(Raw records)
-- Start --
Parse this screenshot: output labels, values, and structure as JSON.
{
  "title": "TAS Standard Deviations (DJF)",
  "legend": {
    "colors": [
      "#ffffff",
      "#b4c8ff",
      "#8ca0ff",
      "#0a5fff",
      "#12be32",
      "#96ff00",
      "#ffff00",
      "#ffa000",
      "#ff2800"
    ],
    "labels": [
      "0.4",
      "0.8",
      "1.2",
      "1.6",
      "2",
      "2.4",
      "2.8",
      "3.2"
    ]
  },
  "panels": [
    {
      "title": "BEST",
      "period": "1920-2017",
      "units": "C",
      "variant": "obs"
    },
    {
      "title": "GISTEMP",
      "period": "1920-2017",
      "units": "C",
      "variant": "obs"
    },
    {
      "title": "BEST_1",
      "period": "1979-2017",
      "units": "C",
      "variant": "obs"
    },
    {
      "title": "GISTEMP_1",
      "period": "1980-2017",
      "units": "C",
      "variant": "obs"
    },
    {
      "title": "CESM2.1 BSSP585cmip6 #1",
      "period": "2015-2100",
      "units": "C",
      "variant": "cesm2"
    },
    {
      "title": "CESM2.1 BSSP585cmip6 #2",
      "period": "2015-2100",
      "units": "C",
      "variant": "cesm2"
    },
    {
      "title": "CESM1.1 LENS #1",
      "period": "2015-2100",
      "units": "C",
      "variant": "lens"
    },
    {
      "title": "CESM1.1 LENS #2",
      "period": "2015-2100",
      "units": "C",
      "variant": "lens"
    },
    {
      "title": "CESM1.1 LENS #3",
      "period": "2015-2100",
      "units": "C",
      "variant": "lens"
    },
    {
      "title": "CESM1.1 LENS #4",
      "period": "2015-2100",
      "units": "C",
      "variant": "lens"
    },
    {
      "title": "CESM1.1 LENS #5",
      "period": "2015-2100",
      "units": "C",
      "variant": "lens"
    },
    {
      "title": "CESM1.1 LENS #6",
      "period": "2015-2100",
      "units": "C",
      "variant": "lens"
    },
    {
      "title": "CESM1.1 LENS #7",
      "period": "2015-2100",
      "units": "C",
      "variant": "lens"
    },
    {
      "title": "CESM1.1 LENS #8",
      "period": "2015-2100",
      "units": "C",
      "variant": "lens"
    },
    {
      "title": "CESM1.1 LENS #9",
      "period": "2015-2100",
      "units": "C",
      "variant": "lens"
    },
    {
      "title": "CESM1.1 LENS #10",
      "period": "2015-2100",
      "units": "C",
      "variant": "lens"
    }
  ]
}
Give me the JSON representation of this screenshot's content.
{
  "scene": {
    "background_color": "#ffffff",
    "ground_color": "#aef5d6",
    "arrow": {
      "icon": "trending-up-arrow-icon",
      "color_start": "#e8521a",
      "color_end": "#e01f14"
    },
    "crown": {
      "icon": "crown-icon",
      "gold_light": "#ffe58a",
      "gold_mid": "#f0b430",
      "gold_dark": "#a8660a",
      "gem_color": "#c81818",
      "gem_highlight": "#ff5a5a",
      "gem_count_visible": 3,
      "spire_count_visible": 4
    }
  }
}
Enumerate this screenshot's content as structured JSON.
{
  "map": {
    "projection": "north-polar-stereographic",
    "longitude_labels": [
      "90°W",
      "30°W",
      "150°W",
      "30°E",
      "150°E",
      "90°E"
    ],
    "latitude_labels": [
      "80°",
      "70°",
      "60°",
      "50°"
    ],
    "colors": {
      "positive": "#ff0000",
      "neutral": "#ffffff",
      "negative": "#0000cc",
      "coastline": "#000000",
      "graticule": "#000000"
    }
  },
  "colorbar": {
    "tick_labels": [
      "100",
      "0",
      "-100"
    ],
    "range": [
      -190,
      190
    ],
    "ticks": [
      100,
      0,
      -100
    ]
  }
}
-- End --
| Given request |
Extract the listing in its entirety, matching it exactly.

| Answer below |
Parse this screenshot: output labels, values, and structure as JSON.
{
  "title": "TAS Standard Deviations (DJF)",
  "legend": {
    "colors": [
      "#ffffff",
      "#b4c8ff",
      "#8ca0ff",
      "#0a5fff",
      "#12be32",
      "#96ff00",
      "#ffff00",
      "#ffa000",
      "#ff2800"
    ],
    "labels": [
      "0.4",
      "0.8",
      "1.2",
      "1.6",
      "2",
      "2.4",
      "2.8",
      "3.2"
    ]
  },
  "panels": [
    {
      "title": "BEST",
      "period": "1920-2017",
      "units": "C",
      "variant": "obs"
    },
    {
      "title": "GISTEMP",
      "period": "1920-2017",
      "units": "C",
      "variant": "obs"
    },
    {
      "title": "BEST_1",
      "period": "1979-2017",
      "units": "C",
      "variant": "obs"
    },
    {
      "title": "GISTEMP_1",
      "period": "1980-2017",
      "units": "C",
      "variant": "obs"
    },
    {
      "title": "CESM2.1 BSSP585cmip6 #1",
      "period": "2015-2100",
      "units": "C",
      "variant": "cesm2"
    },
    {
      "title": "CESM2.1 BSSP585cmip6 #2",
      "period": "2015-2100",
      "units": "C",
      "variant": "cesm2"
    },
    {
      "title": "CESM1.1 LENS #1",
      "period": "2015-2100",
      "units": "C",
      "variant": "lens"
    },
    {
      "title": "CESM1.1 LENS #2",
      "period": "2015-2100",
      "units": "C",
      "variant": "lens"
    },
    {
      "title": "CESM1.1 LENS #3",
      "period": "2015-2100",
      "units": "C",
      "variant": "lens"
    },
    {
      "title": "CESM1.1 LENS #4",
      "period": "2015-2100",
      "units": "C",
      "variant": "lens"
    },
    {
      "title": "CESM1.1 LENS #5",
      "period": "2015-2100",
      "units": "C",
      "variant": "lens"
    },
    {
      "title": "CESM1.1 LENS #6",
      "period": "2015-2100",
      "units": "C",
      "variant": "lens"
    },
    {
      "title": "CESM1.1 LENS #7",
      "period": "2015-2100",
      "units": "C",
      "variant": "lens"
    },
    {
      "title": "CESM1.1 LENS #8",
      "period": "2015-2100",
      "units": "C",
      "variant": "lens"
    },
    {
      "title": "CESM1.1 LENS #9",
      "period": "2015-2100",
      "units": "C",
      "variant": "lens"
    },
    {
      "title": "CESM1.1 LENS #10",
      "period": "2015-2100",
      "units": "C",
      "variant": "lens"
    }
  ]
}
Give me the JSON representation of this screenshot's content.
{
  "scene": {
    "background_color": "#ffffff",
    "ground_color": "#aef5d6",
    "arrow": {
      "icon": "trending-up-arrow-icon",
      "color_start": "#e8521a",
      "color_end": "#e01f14"
    },
    "crown": {
      "icon": "crown-icon",
      "gold_light": "#ffe58a",
      "gold_mid": "#f0b430",
      "gold_dark": "#a8660a",
      "gem_color": "#c81818",
      "gem_highlight": "#ff5a5a",
      "gem_count_visible": 3,
      "spire_count_visible": 4
    }
  }
}
Enumerate this screenshot's content as structured JSON.
{
  "map": {
    "projection": "north-polar-stereographic",
    "longitude_labels": [
      "90°W",
      "30°W",
      "150°W",
      "30°E",
      "150°E",
      "90°E"
    ],
    "latitude_labels": [
      "80°",
      "70°",
      "60°",
      "50°"
    ],
    "colors": {
      "positive": "#ff0000",
      "neutral": "#ffffff",
      "negative": "#0000cc",
      "coastline": "#000000",
      "graticule": "#000000"
    }
  },
  "colorbar": {
    "tick_labels": [
      "100",
      "0",
      "-100"
    ],
    "range": [
      -190,
      190
    ],
    "ticks": [
      100,
      0,
      -100
    ]
  }
}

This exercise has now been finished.